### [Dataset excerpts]
+ + +
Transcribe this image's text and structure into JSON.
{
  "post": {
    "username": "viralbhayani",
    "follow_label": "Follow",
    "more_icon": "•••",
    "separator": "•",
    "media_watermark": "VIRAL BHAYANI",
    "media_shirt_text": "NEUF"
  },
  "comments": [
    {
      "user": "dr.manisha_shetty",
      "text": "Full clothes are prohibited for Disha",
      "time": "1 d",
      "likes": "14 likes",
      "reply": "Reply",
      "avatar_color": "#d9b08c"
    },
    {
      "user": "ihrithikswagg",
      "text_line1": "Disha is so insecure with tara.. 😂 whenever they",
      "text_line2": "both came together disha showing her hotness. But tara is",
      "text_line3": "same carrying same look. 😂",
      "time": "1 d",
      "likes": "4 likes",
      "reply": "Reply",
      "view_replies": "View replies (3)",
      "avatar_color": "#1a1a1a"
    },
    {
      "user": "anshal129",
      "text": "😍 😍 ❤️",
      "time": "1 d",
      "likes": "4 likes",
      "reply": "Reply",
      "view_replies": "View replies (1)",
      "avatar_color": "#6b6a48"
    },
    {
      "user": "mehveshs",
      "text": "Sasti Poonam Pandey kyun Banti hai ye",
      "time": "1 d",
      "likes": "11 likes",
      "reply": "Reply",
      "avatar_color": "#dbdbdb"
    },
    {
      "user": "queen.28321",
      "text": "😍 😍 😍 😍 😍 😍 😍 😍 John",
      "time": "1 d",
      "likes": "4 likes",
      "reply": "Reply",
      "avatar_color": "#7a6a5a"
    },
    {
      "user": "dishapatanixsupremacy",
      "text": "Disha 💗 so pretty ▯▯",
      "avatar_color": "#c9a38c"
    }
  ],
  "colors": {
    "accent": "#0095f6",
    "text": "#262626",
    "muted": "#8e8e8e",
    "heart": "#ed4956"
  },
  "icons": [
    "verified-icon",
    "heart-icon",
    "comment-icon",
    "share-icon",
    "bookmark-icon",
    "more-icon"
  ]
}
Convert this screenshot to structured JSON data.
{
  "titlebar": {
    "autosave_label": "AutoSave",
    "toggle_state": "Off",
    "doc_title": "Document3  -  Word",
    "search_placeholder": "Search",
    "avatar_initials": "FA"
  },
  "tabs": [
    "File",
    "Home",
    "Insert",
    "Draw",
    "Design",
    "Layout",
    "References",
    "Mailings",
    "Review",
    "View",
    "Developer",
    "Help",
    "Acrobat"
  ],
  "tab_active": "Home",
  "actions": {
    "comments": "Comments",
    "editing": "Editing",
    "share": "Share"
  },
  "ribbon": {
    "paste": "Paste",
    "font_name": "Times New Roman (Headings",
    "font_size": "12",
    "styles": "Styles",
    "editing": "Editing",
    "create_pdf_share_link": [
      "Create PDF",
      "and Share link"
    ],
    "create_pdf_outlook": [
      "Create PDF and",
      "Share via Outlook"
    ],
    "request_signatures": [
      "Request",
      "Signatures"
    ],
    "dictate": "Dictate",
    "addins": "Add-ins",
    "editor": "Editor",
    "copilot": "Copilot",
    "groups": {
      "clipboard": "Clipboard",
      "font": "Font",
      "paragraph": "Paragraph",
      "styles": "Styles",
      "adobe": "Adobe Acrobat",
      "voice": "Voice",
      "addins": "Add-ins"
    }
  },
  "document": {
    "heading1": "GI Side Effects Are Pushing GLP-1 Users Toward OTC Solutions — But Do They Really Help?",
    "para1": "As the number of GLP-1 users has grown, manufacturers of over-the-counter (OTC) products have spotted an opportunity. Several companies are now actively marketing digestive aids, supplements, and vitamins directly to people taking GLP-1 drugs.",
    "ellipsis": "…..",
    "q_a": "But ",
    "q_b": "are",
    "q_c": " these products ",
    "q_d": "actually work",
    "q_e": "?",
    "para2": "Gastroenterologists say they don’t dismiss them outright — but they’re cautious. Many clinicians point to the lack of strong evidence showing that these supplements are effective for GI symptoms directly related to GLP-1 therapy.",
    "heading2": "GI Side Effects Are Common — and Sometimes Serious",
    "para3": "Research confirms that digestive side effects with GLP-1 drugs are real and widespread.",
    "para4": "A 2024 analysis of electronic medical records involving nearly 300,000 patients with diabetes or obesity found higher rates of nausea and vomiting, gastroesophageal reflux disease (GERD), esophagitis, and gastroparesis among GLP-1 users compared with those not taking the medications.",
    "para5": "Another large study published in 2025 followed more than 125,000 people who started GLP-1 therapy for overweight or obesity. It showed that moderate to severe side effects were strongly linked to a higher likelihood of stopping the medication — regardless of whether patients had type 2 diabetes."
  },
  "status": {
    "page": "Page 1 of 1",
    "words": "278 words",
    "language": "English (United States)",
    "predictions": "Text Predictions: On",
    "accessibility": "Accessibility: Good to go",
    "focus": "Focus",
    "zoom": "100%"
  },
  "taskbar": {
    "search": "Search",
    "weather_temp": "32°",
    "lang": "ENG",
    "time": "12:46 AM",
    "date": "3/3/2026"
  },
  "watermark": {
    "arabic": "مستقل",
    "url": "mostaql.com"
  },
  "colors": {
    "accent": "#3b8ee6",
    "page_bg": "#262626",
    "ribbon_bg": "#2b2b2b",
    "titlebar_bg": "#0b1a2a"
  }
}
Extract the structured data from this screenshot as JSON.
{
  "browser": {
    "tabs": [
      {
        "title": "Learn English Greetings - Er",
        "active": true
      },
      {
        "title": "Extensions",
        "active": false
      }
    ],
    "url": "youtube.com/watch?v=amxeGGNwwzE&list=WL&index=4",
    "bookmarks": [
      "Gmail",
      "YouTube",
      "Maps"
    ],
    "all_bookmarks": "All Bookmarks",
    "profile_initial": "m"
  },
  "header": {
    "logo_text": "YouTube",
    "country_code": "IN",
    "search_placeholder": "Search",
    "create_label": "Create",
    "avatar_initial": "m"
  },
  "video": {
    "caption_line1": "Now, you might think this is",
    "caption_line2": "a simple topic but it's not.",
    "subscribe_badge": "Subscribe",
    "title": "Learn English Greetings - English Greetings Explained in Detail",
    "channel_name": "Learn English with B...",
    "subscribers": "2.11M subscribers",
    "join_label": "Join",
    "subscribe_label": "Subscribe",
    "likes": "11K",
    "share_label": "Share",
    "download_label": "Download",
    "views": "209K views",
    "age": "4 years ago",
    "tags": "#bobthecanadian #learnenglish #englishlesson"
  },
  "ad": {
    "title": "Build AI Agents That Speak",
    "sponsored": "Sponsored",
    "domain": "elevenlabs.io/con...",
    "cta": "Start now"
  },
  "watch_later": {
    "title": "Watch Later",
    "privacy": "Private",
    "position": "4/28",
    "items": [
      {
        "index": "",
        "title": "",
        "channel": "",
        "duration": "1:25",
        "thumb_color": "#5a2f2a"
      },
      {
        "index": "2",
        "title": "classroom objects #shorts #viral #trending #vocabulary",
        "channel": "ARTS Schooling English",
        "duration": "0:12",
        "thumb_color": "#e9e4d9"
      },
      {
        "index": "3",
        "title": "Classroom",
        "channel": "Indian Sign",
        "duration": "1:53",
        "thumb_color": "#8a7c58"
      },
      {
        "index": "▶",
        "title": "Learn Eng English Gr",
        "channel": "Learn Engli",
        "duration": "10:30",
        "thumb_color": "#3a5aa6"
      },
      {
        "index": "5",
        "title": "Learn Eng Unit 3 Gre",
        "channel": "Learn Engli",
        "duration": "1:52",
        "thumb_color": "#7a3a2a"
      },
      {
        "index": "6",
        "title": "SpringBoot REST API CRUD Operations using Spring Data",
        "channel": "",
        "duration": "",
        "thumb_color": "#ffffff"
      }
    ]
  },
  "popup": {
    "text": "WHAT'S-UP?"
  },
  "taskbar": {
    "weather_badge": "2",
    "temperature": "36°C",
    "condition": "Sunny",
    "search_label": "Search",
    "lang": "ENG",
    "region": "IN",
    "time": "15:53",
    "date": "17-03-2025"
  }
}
+ + +
Each line in the entries above that includes the string "this" should be extracted.

Transcribe this image's text and structure into JSON.
Convert this screenshot to structured JSON data.
Extract the structured data from this screenshot as JSON.
    "caption_line1": "Now, you might think this is",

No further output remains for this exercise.